===== DATASET CONTENT

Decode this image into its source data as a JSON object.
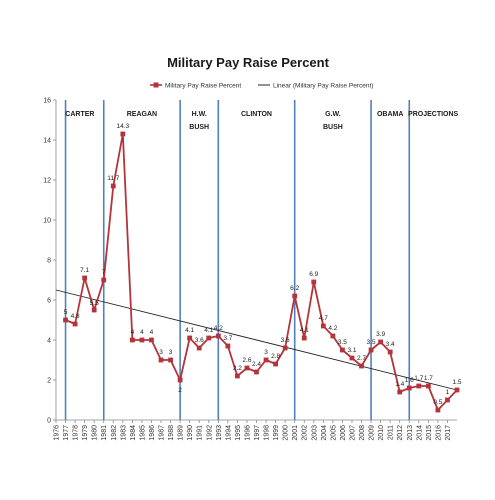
{
  "chart_data": {
    "type": "line",
    "title": "Military Pay Raise Percent",
    "series": [
      {
        "name": "Military Pay Raise Percent",
        "color": "#b5343b",
        "marker": "square",
        "x": [
          1977,
          1978,
          1979,
          1980,
          1981,
          1982,
          1983,
          1984,
          1985,
          1986,
          1987,
          1988,
          1989,
          1990,
          1991,
          1992,
          1993,
          1994,
          1995,
          1996,
          1997,
          1998,
          1999,
          2000,
          2001,
          2002,
          2003,
          2004,
          2005,
          2006,
          2007,
          2008,
          2009,
          2010,
          2011,
          2012,
          2013,
          2014,
          2015,
          2016,
          2017,
          2018
        ],
        "values": [
          5,
          4.8,
          7.1,
          5.5,
          7,
          11.7,
          14.3,
          4,
          4,
          4,
          3,
          3,
          2,
          4.1,
          3.6,
          4.1,
          4.2,
          3.7,
          2.2,
          2.6,
          2.4,
          3,
          2.8,
          3.6,
          6.2,
          4.1,
          6.9,
          4.7,
          4.2,
          3.5,
          3.1,
          2.7,
          3.5,
          3.9,
          3.4,
          1.4,
          1.6,
          1.7,
          1.7,
          0.5,
          1,
          1.5
        ],
        "labels": [
          "5",
          "4.8",
          "7.1",
          "5.5",
          "7",
          "11.7",
          "14.3",
          "4",
          "4",
          "4",
          "3",
          "3",
          "2",
          "4.1",
          "3.6",
          "4.1",
          "4.2",
          "3.7",
          "2.2",
          "2.6",
          "2.4",
          "3",
          "2.8",
          "3.6",
          "6.2",
          "4.1",
          "6.9",
          "4.7",
          "4.2",
          "3.5",
          "3.1",
          "2.7",
          "3.5",
          "3.9",
          "3.4",
          "1.4",
          "1.6",
          "1.7",
          "1.7",
          "0.5",
          "1",
          "1.5"
        ]
      },
      {
        "name": "Linear (Military Pay Raise Percent)",
        "color": "#222222",
        "trend_start": [
          1976,
          6.5
        ],
        "trend_end": [
          2018,
          1.5
        ]
      }
    ],
    "x_tick_labels": [
      "1976",
      "1977",
      "1978",
      "1979",
      "1980",
      "1981",
      "1982",
      "1983",
      "1984",
      "1985",
      "1986",
      "1987",
      "1988",
      "1989",
      "1990",
      "1991",
      "1992",
      "1993",
      "1994",
      "1995",
      "1996",
      "1997",
      "1998",
      "1999",
      "2000",
      "2001",
      "2002",
      "2003",
      "2004",
      "2005",
      "2006",
      "2007",
      "2008",
      "2009",
      "2010",
      "2011",
      "2012",
      "2013",
      "2014",
      "2015",
      "2016",
      "2017"
    ],
    "y_ticks": [
      "0",
      "2",
      "4",
      "6",
      "8",
      "10",
      "12",
      "14",
      "16"
    ],
    "ylim": [
      0,
      16
    ],
    "xlim": [
      1976,
      2018
    ],
    "era_boundaries": [
      1977,
      1981,
      1989,
      1993,
      2001,
      2009,
      2013
    ],
    "era_line_color": "#4f81bd",
    "eras": [
      {
        "label": "CARTER",
        "year": 1978.5
      },
      {
        "label": "REAGAN",
        "year": 1985
      },
      {
        "label": "H.W. BUSH",
        "year": 1991
      },
      {
        "label": "CLINTON",
        "year": 1997
      },
      {
        "label": "G.W. BUSH",
        "year": 2005
      },
      {
        "label": "OBAMA",
        "year": 2011
      },
      {
        "label": "PROJECTIONS",
        "year": 2015.5
      }
    ],
    "legend_position": "top",
    "grid": false
  }
}
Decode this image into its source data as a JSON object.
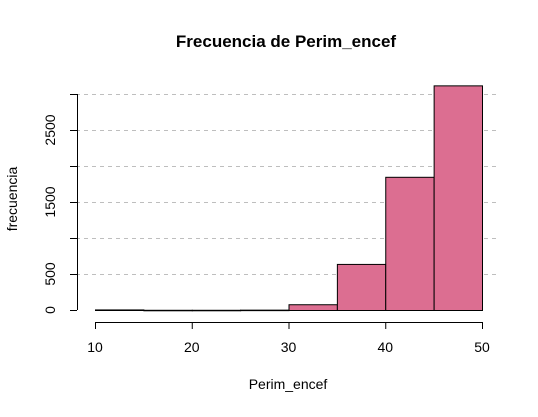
{
  "chart_data": {
    "type": "bar",
    "title": "Frecuencia de Perim_encef",
    "xlabel": "Perim_encef",
    "ylabel": "frecuencia",
    "bins": [
      {
        "x0": 10,
        "x1": 15,
        "value": 8
      },
      {
        "x0": 15,
        "x1": 20,
        "value": 3
      },
      {
        "x0": 20,
        "x1": 25,
        "value": 3
      },
      {
        "x0": 25,
        "x1": 30,
        "value": 5
      },
      {
        "x0": 30,
        "x1": 35,
        "value": 80
      },
      {
        "x0": 35,
        "x1": 40,
        "value": 640
      },
      {
        "x0": 40,
        "x1": 45,
        "value": 1850
      },
      {
        "x0": 45,
        "x1": 50,
        "value": 3120
      }
    ],
    "xlim": [
      10,
      50
    ],
    "ylim": [
      0,
      3000
    ],
    "x_ticks": [
      10,
      20,
      30,
      40,
      50
    ],
    "y_ticks": [
      0,
      500,
      1000,
      1500,
      2000,
      2500,
      3000
    ],
    "y_tick_labels": [
      "0",
      "500",
      "",
      "1500",
      "",
      "2500",
      ""
    ],
    "grid_y": [
      500,
      1000,
      1500,
      2000,
      2500,
      3000
    ],
    "grid": "horizontal dashed",
    "bar_color": "#dc6e91",
    "grid_color": "#bebebe"
  }
}
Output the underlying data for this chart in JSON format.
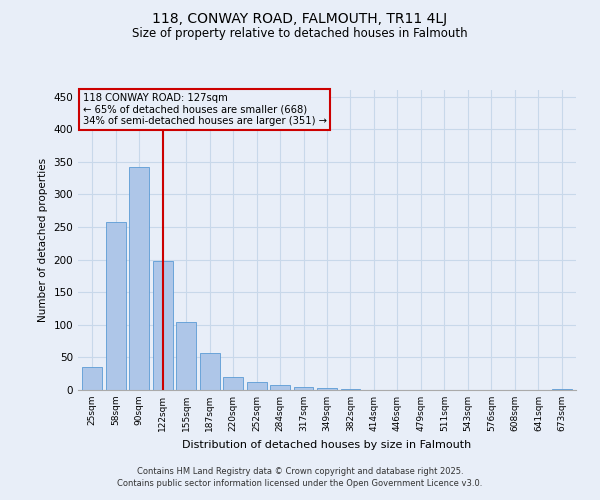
{
  "title": "118, CONWAY ROAD, FALMOUTH, TR11 4LJ",
  "subtitle": "Size of property relative to detached houses in Falmouth",
  "xlabel": "Distribution of detached houses by size in Falmouth",
  "ylabel": "Number of detached properties",
  "footer_line1": "Contains HM Land Registry data © Crown copyright and database right 2025.",
  "footer_line2": "Contains public sector information licensed under the Open Government Licence v3.0.",
  "annotation_line1": "118 CONWAY ROAD: 127sqm",
  "annotation_line2": "← 65% of detached houses are smaller (668)",
  "annotation_line3": "34% of semi-detached houses are larger (351) →",
  "property_line_x": 3,
  "bar_color": "#aec6e8",
  "bar_edge_color": "#5b9bd5",
  "property_line_color": "#cc0000",
  "annotation_box_color": "#cc0000",
  "background_color": "#e8eef8",
  "grid_color": "#c8d8ea",
  "categories": [
    "25sqm",
    "58sqm",
    "90sqm",
    "122sqm",
    "155sqm",
    "187sqm",
    "220sqm",
    "252sqm",
    "284sqm",
    "317sqm",
    "349sqm",
    "382sqm",
    "414sqm",
    "446sqm",
    "479sqm",
    "511sqm",
    "543sqm",
    "576sqm",
    "608sqm",
    "641sqm",
    "673sqm"
  ],
  "values": [
    36,
    257,
    342,
    198,
    105,
    57,
    20,
    12,
    8,
    5,
    3,
    1,
    0,
    0,
    0,
    0,
    0,
    0,
    0,
    0,
    1
  ],
  "ylim": [
    0,
    460
  ],
  "yticks": [
    0,
    50,
    100,
    150,
    200,
    250,
    300,
    350,
    400,
    450
  ]
}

==========

WHAT THE TASK REQUIRES: Print the complete listing exactly, apart from any pictures.

RESPONSE TO THE TASK:
Decode this image into its source data as a JSON object.
{
  "chart_data": {
    "type": "line",
    "title": "Military Pay Raise Percent",
    "series": [
      {
        "name": "Military Pay Raise Percent",
        "color": "#b5343b",
        "marker": "square",
        "x": [
          1977,
          1978,
          1979,
          1980,
          1981,
          1982,
          1983,
          1984,
          1985,
          1986,
          1987,
          1988,
          1989,
          1990,
          1991,
          1992,
          1993,
          1994,
          1995,
          1996,
          1997,
          1998,
          1999,
          2000,
          2001,
          2002,
          2003,
          2004,
          2005,
          2006,
          2007,
          2008,
          2009,
          2010,
          2011,
          2012,
          2013,
          2014,
          2015,
          2016,
          2017,
          2018
        ],
        "values": [
          5,
          4.8,
          7.1,
          5.5,
          7,
          11.7,
          14.3,
          4,
          4,
          4,
          3,
          3,
          2,
          4.1,
          3.6,
          4.1,
          4.2,
          3.7,
          2.2,
          2.6,
          2.4,
          3,
          2.8,
          3.6,
          6.2,
          4.1,
          6.9,
          4.7,
          4.2,
          3.5,
          3.1,
          2.7,
          3.5,
          3.9,
          3.4,
          1.4,
          1.6,
          1.7,
          1.7,
          0.5,
          1,
          1.5
        ],
        "labels": [
          "5",
          "4.8",
          "7.1",
          "5.5",
          "7",
          "11.7",
          "14.3",
          "4",
          "4",
          "4",
          "3",
          "3",
          "2",
          "4.1",
          "3.6",
          "4.1",
          "4.2",
          "3.7",
          "2.2",
          "2.6",
          "2.4",
          "3",
          "2.8",
          "3.6",
          "6.2",
          "4.1",
          "6.9",
          "4.7",
          "4.2",
          "3.5",
          "3.1",
          "2.7",
          "3.5",
          "3.9",
          "3.4",
          "1.4",
          "1.6",
          "1.7",
          "1.7",
          "0.5",
          "1",
          "1.5"
        ]
      },
      {
        "name": "Linear (Military Pay Raise Percent)",
        "color": "#222222",
        "trend_start": [
          1976,
          6.5
        ],
        "trend_end": [
          2018,
          1.5
        ]
      }
    ],
    "x_tick_labels": [
      "1976",
      "1977",
      "1978",
      "1979",
      "1980",
      "1981",
      "1982",
      "1983",
      "1984",
      "1985",
      "1986",
      "1987",
      "1988",
      "1989",
      "1990",
      "1991",
      "1992",
      "1993",
      "1994",
      "1995",
      "1996",
      "1997",
      "1998",
      "1999",
      "2000",
      "2001",
      "2002",
      "2003",
      "2004",
      "2005",
      "2006",
      "2007",
      "2008",
      "2009",
      "2010",
      "2011",
      "2012",
      "2013",
      "2014",
      "2015",
      "2016",
      "2017"
    ],
    "y_ticks": [
      "0",
      "2",
      "4",
      "6",
      "8",
      "10",
      "12",
      "14",
      "16"
    ],
    "ylim": [
      0,
      16
    ],
    "xlim": [
      1976,
      2018
    ],
    "era_boundaries": [
      1977,
      1981,
      1989,
      1993,
      2001,
      2009,
      2013
    ],
    "era_line_color": "#4f81bd",
    "eras": [
      {
        "label": "CARTER",
        "year": 1978.5
      },
      {
        "label": "REAGAN",
        "year": 1985
      },
      {
        "label": "H.W. BUSH",
        "year": 1991
      },
      {
        "label": "CLINTON",
        "year": 1997
      },
      {
        "label": "G.W. BUSH",
        "year": 2005
      },
      {
        "label": "OBAMA",
        "year": 2011
      },
      {
        "label": "PROJECTIONS",
        "year": 2015.5
      }
    ],
    "legend_position": "top",
    "grid": false
  }
}
Decode this image into its source data as a JSON object.
{
  "chart_data": {
    "type": "bar",
    "title": "Frecuencia de Perim_encef",
    "xlabel": "Perim_encef",
    "ylabel": "frecuencia",
    "bins": [
      {
        "x0": 10,
        "x1": 15,
        "value": 8
      },
      {
        "x0": 15,
        "x1": 20,
        "value": 3
      },
      {
        "x0": 20,
        "x1": 25,
        "value": 3
      },
      {
        "x0": 25,
        "x1": 30,
        "value": 5
      },
      {
        "x0": 30,
        "x1": 35,
        "value": 80
      },
      {
        "x0": 35,
        "x1": 40,
        "value": 640
      },
      {
        "x0": 40,
        "x1": 45,
        "value": 1850
      },
      {
        "x0": 45,
        "x1": 50,
        "value": 3120
      }
    ],
    "xlim": [
      10,
      50
    ],
    "ylim": [
      0,
      3000
    ],
    "x_ticks": [
      10,
      20,
      30,
      40,
      50
    ],
    "y_ticks": [
      0,
      500,
      1000,
      1500,
      2000,
      2500,
      3000
    ],
    "y_tick_labels": [
      "0",
      "500",
      "",
      "1500",
      "",
      "2500",
      ""
    ],
    "grid_y": [
      500,
      1000,
      1500,
      2000,
      2500,
      3000
    ],
    "grid": "horizontal dashed",
    "bar_color": "#dc6e91",
    "grid_color": "#bebebe"
  }
}
Output the underlying data for this chart in JSON format.
{
  "title": "118, CONWAY ROAD, FALMOUTH, TR11 4LJ",
  "subtitle": "Size of property relative to detached houses in Falmouth",
  "xlabel": "Distribution of detached houses by size in Falmouth",
  "ylabel": "Number of detached properties",
  "footer_line1": "Contains HM Land Registry data © Crown copyright and database right 2025.",
  "footer_line2": "Contains public sector information licensed under the Open Government Licence v3.0.",
  "annotation_line1": "118 CONWAY ROAD: 127sqm",
  "annotation_line2": "← 65% of detached houses are smaller (668)",
  "annotation_line3": "34% of semi-detached houses are larger (351) →",
  "property_line_x": 3,
  "bar_color": "#aec6e8",
  "bar_edge_color": "#5b9bd5",
  "property_line_color": "#cc0000",
  "annotation_box_color": "#cc0000",
  "background_color": "#e8eef8",
  "grid_color": "#c8d8ea",
  "categories": [
    "25sqm",
    "58sqm",
    "90sqm",
    "122sqm",
    "155sqm",
    "187sqm",
    "220sqm",
    "252sqm",
    "284sqm",
    "317sqm",
    "349sqm",
    "382sqm",
    "414sqm",
    "446sqm",
    "479sqm",
    "511sqm",
    "543sqm",
    "576sqm",
    "608sqm",
    "641sqm",
    "673sqm"
  ],
  "values": [
    36,
    257,
    342,
    198,
    105,
    57,
    20,
    12,
    8,
    5,
    3,
    1,
    0,
    0,
    0,
    0,
    0,
    0,
    0,
    0,
    1
  ],
  "ylim": [
    0,
    460
  ],
  "yticks": [
    0,
    50,
    100,
    150,
    200,
    250,
    300,
    350,
    400,
    450
  ]
}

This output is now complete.